---------- RAW RECORDS ----------
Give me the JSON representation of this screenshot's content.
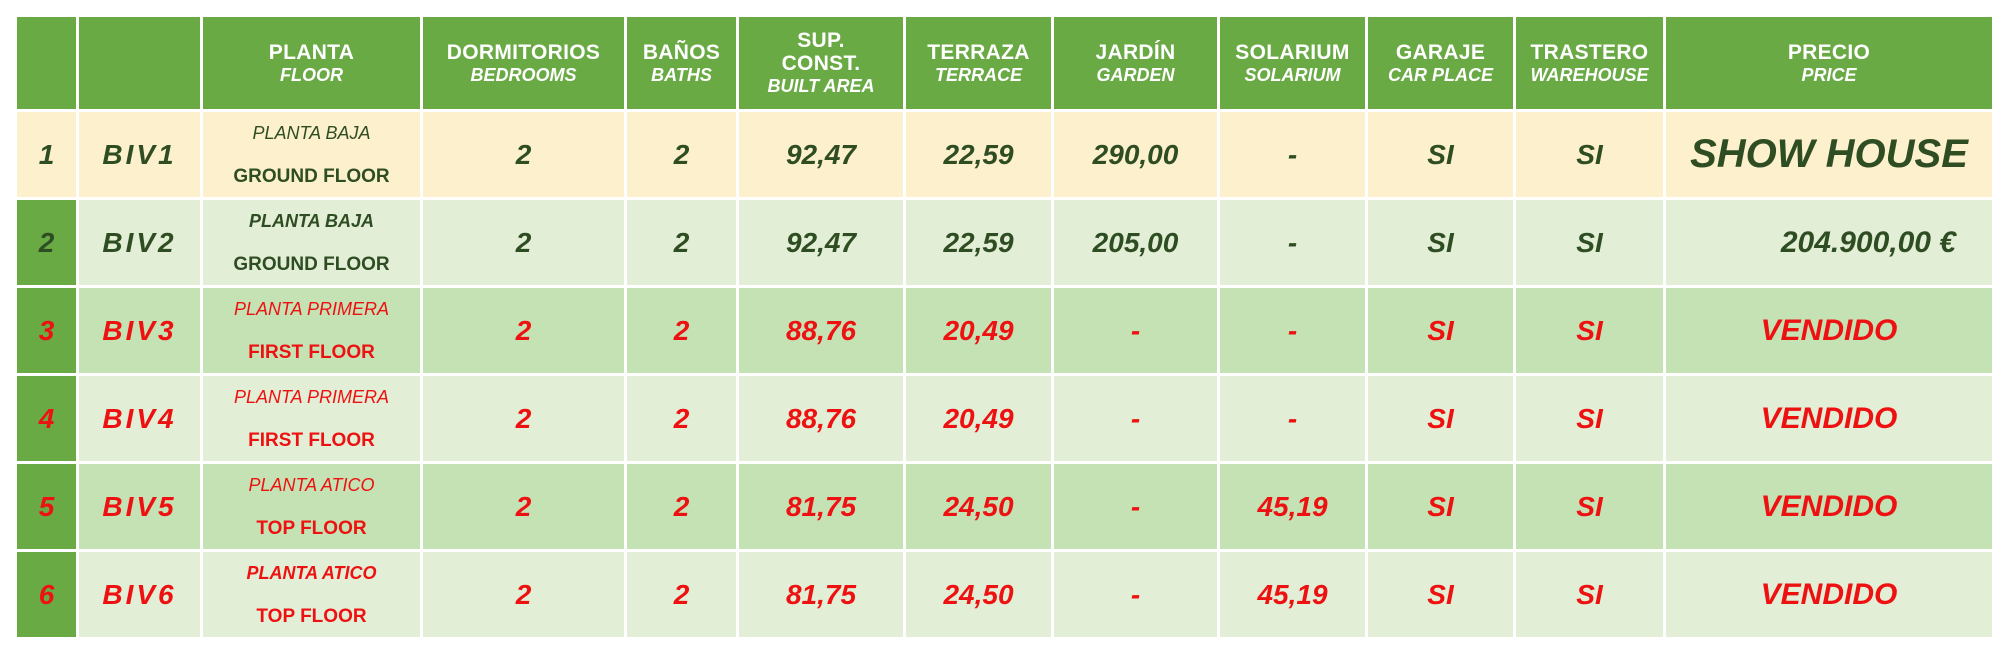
{
  "headers": [
    {
      "main": "",
      "sub": ""
    },
    {
      "main": "",
      "sub": ""
    },
    {
      "main": "PLANTA",
      "sub": "FLOOR"
    },
    {
      "main": "DORMITORIOS",
      "sub": "BEDROOMS"
    },
    {
      "main": "BAÑOS",
      "sub": "BATHS"
    },
    {
      "main": "SUP. CONST.",
      "sub": "BUILT AREA"
    },
    {
      "main": "TERRAZA",
      "sub": "TERRACE"
    },
    {
      "main": "JARDÍN",
      "sub": "GARDEN"
    },
    {
      "main": "SOLARIUM",
      "sub": "SOLARIUM"
    },
    {
      "main": "GARAJE",
      "sub": "CAR PLACE"
    },
    {
      "main": "TRASTERO",
      "sub": "WAREHOUSE"
    },
    {
      "main": "PRECIO",
      "sub": "PRICE"
    }
  ],
  "rows": [
    {
      "num": "1",
      "code": "BIV1",
      "floor_es": "PLANTA BAJA",
      "floor_en": "GROUND FLOOR",
      "bedrooms": "2",
      "baths": "2",
      "built_area": "92,47",
      "terrace": "22,59",
      "garden": "290,00",
      "solarium": "-",
      "garage": "SI",
      "storage": "SI",
      "price": "SHOW HOUSE"
    },
    {
      "num": "2",
      "code": "BIV2",
      "floor_es": "PLANTA BAJA",
      "floor_en": "GROUND FLOOR",
      "bedrooms": "2",
      "baths": "2",
      "built_area": "92,47",
      "terrace": "22,59",
      "garden": "205,00",
      "solarium": "-",
      "garage": "SI",
      "storage": "SI",
      "price": "204.900,00 €"
    },
    {
      "num": "3",
      "code": "BIV3",
      "floor_es": "PLANTA PRIMERA",
      "floor_en": "FIRST FLOOR",
      "bedrooms": "2",
      "baths": "2",
      "built_area": "88,76",
      "terrace": "20,49",
      "garden": "-",
      "solarium": "-",
      "garage": "SI",
      "storage": "SI",
      "price": "VENDIDO"
    },
    {
      "num": "4",
      "code": "BIV4",
      "floor_es": "PLANTA PRIMERA",
      "floor_en": "FIRST FLOOR",
      "bedrooms": "2",
      "baths": "2",
      "built_area": "88,76",
      "terrace": "20,49",
      "garden": "-",
      "solarium": "-",
      "garage": "SI",
      "storage": "SI",
      "price": "VENDIDO"
    },
    {
      "num": "5",
      "code": "BIV5",
      "floor_es": "PLANTA ATICO",
      "floor_en": "TOP FLOOR",
      "bedrooms": "2",
      "baths": "2",
      "built_area": "81,75",
      "terrace": "24,50",
      "garden": "-",
      "solarium": "45,19",
      "garage": "SI",
      "storage": "SI",
      "price": "VENDIDO"
    },
    {
      "num": "6",
      "code": "BIV6",
      "floor_es": "PLANTA ATICO",
      "floor_en": "TOP FLOOR",
      "bedrooms": "2",
      "baths": "2",
      "built_area": "81,75",
      "terrace": "24,50",
      "garden": "-",
      "solarium": "45,19",
      "garage": "SI",
      "storage": "SI",
      "price": "VENDIDO"
    }
  ],
  "colors": {
    "header_green": "#6aaa45",
    "show_row": "#fdf0cc",
    "light_row": "#e2eed6",
    "mid_row": "#c4e2b4",
    "available_text": "#2f4d23",
    "sold_text": "#ee1111"
  }
}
----------
AIM: Your task is to retype all the entries exactly and leave out any pictures.

EXERCISE SOLUTION:
Give me the JSON representation of this screenshot's content.
{
  "headers": [
    {
      "main": "",
      "sub": ""
    },
    {
      "main": "",
      "sub": ""
    },
    {
      "main": "PLANTA",
      "sub": "FLOOR"
    },
    {
      "main": "DORMITORIOS",
      "sub": "BEDROOMS"
    },
    {
      "main": "BAÑOS",
      "sub": "BATHS"
    },
    {
      "main": "SUP. CONST.",
      "sub": "BUILT AREA"
    },
    {
      "main": "TERRAZA",
      "sub": "TERRACE"
    },
    {
      "main": "JARDÍN",
      "sub": "GARDEN"
    },
    {
      "main": "SOLARIUM",
      "sub": "SOLARIUM"
    },
    {
      "main": "GARAJE",
      "sub": "CAR PLACE"
    },
    {
      "main": "TRASTERO",
      "sub": "WAREHOUSE"
    },
    {
      "main": "PRECIO",
      "sub": "PRICE"
    }
  ],
  "rows": [
    {
      "num": "1",
      "code": "BIV1",
      "floor_es": "PLANTA BAJA",
      "floor_en": "GROUND FLOOR",
      "bedrooms": "2",
      "baths": "2",
      "built_area": "92,47",
      "terrace": "22,59",
      "garden": "290,00",
      "solarium": "-",
      "garage": "SI",
      "storage": "SI",
      "price": "SHOW HOUSE"
    },
    {
      "num": "2",
      "code": "BIV2",
      "floor_es": "PLANTA BAJA",
      "floor_en": "GROUND FLOOR",
      "bedrooms": "2",
      "baths": "2",
      "built_area": "92,47",
      "terrace": "22,59",
      "garden": "205,00",
      "solarium": "-",
      "garage": "SI",
      "storage": "SI",
      "price": "204.900,00 €"
    },
    {
      "num": "3",
      "code": "BIV3",
      "floor_es": "PLANTA PRIMERA",
      "floor_en": "FIRST FLOOR",
      "bedrooms": "2",
      "baths": "2",
      "built_area": "88,76",
      "terrace": "20,49",
      "garden": "-",
      "solarium": "-",
      "garage": "SI",
      "storage": "SI",
      "price": "VENDIDO"
    },
    {
      "num": "4",
      "code": "BIV4",
      "floor_es": "PLANTA PRIMERA",
      "floor_en": "FIRST FLOOR",
      "bedrooms": "2",
      "baths": "2",
      "built_area": "88,76",
      "terrace": "20,49",
      "garden": "-",
      "solarium": "-",
      "garage": "SI",
      "storage": "SI",
      "price": "VENDIDO"
    },
    {
      "num": "5",
      "code": "BIV5",
      "floor_es": "PLANTA ATICO",
      "floor_en": "TOP FLOOR",
      "bedrooms": "2",
      "baths": "2",
      "built_area": "81,75",
      "terrace": "24,50",
      "garden": "-",
      "solarium": "45,19",
      "garage": "SI",
      "storage": "SI",
      "price": "VENDIDO"
    },
    {
      "num": "6",
      "code": "BIV6",
      "floor_es": "PLANTA ATICO",
      "floor_en": "TOP FLOOR",
      "bedrooms": "2",
      "baths": "2",
      "built_area": "81,75",
      "terrace": "24,50",
      "garden": "-",
      "solarium": "45,19",
      "garage": "SI",
      "storage": "SI",
      "price": "VENDIDO"
    }
  ],
  "colors": {
    "header_green": "#6aaa45",
    "show_row": "#fdf0cc",
    "light_row": "#e2eed6",
    "mid_row": "#c4e2b4",
    "available_text": "#2f4d23",
    "sold_text": "#ee1111"
  }
}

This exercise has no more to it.